━━ Records provided
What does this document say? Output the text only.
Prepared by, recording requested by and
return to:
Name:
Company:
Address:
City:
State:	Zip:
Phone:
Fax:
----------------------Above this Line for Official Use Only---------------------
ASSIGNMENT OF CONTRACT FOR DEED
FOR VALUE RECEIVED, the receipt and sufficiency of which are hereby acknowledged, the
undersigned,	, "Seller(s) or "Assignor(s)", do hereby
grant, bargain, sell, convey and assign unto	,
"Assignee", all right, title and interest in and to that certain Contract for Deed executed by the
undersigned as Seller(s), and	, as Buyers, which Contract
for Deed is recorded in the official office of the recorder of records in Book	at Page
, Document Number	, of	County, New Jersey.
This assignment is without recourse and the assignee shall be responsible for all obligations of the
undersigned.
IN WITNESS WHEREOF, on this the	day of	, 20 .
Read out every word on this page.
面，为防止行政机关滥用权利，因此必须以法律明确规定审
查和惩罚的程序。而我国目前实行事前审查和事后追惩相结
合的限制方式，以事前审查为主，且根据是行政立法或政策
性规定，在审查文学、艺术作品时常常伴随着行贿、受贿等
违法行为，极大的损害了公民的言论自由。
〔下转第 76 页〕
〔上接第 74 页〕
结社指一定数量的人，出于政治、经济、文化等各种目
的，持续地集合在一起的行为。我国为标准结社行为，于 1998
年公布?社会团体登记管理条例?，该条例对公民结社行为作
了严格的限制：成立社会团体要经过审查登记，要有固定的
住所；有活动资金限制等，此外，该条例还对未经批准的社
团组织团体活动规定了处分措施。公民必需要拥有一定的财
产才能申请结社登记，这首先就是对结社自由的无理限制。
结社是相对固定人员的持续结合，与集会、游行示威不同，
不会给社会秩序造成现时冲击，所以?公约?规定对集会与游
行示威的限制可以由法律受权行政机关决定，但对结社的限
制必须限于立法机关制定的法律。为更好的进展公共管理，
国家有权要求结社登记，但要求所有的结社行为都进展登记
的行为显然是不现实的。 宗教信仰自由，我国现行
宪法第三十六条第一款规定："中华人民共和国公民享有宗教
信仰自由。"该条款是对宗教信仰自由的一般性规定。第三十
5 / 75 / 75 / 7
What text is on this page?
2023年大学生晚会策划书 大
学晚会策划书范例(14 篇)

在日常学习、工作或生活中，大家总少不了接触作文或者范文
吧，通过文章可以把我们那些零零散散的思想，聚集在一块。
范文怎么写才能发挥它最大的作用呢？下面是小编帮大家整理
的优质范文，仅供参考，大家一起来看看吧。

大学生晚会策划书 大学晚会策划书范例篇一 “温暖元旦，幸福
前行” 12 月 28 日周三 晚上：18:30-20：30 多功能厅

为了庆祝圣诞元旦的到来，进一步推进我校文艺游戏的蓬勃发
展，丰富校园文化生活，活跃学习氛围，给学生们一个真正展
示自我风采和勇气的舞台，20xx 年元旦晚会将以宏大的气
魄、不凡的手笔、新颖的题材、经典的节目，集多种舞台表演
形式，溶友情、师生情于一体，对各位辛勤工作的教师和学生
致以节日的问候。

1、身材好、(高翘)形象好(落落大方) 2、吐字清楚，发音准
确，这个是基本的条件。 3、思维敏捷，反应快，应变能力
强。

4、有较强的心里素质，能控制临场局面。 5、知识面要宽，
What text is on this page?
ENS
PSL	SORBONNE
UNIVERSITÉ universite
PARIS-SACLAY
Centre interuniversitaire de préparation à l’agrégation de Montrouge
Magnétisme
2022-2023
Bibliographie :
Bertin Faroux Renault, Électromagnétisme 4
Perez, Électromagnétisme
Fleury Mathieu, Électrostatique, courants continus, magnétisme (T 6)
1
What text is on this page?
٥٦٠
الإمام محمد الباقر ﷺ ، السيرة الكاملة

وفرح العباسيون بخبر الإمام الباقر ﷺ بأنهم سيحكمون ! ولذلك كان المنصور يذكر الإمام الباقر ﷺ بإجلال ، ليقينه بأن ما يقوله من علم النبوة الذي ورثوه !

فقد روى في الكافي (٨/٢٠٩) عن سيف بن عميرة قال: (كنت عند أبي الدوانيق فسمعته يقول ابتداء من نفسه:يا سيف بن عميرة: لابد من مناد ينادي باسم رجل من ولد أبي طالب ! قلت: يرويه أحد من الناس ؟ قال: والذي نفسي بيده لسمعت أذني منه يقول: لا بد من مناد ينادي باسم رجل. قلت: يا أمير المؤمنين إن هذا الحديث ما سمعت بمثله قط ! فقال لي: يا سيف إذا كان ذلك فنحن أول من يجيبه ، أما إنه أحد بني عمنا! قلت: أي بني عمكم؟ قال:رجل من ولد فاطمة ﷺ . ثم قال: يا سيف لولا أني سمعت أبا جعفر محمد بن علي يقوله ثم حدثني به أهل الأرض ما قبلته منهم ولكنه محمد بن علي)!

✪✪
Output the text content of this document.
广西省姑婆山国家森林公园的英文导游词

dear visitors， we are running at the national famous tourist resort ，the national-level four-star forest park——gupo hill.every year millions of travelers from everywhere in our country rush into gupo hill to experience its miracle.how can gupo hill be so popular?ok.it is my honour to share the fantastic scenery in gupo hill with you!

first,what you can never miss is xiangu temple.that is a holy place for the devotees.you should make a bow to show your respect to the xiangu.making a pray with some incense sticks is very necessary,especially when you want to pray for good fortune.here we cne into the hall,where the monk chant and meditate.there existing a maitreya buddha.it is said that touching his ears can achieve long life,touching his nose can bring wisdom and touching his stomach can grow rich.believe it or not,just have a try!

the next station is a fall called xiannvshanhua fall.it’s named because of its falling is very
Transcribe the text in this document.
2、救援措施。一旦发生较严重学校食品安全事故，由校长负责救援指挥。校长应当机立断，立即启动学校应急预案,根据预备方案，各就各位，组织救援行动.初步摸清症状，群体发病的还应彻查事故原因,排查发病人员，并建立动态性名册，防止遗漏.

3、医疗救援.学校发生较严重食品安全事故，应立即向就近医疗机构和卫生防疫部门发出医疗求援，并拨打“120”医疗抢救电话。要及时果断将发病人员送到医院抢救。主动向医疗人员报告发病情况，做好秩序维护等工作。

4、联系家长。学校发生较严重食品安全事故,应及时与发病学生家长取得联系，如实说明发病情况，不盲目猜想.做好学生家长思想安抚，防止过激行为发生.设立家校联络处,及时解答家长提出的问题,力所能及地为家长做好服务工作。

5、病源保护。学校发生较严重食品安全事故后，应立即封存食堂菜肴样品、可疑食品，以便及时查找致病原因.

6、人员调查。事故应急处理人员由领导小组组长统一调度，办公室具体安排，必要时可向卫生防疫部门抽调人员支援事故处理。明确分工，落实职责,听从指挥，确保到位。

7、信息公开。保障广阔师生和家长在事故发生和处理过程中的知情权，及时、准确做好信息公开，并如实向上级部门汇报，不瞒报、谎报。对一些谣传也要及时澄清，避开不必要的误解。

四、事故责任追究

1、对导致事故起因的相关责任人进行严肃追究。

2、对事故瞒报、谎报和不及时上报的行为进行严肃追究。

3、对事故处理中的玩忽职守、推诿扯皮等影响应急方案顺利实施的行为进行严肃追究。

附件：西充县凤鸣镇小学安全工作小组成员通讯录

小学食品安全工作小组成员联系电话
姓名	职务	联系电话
━━━━
List all lines above in which the string "that" appears.

"Assignee", all right, title and interest in and to that certain Contract for Deed executed by the
first,what you can never miss is xiangu temple.that is a holy place for the devotees.you should make a bow to show your respect to the xiangu.making a pray with some incense sticks is very necessary,especially when you want to pray for good fortune.here we cne into the hall,where the monk chant and meditate.there existing a maitreya buddha.it is said that touching his ears can achieve long life,touching his nose can bring wisdom and touching his stomach can grow rich.believe it or not,just have a try!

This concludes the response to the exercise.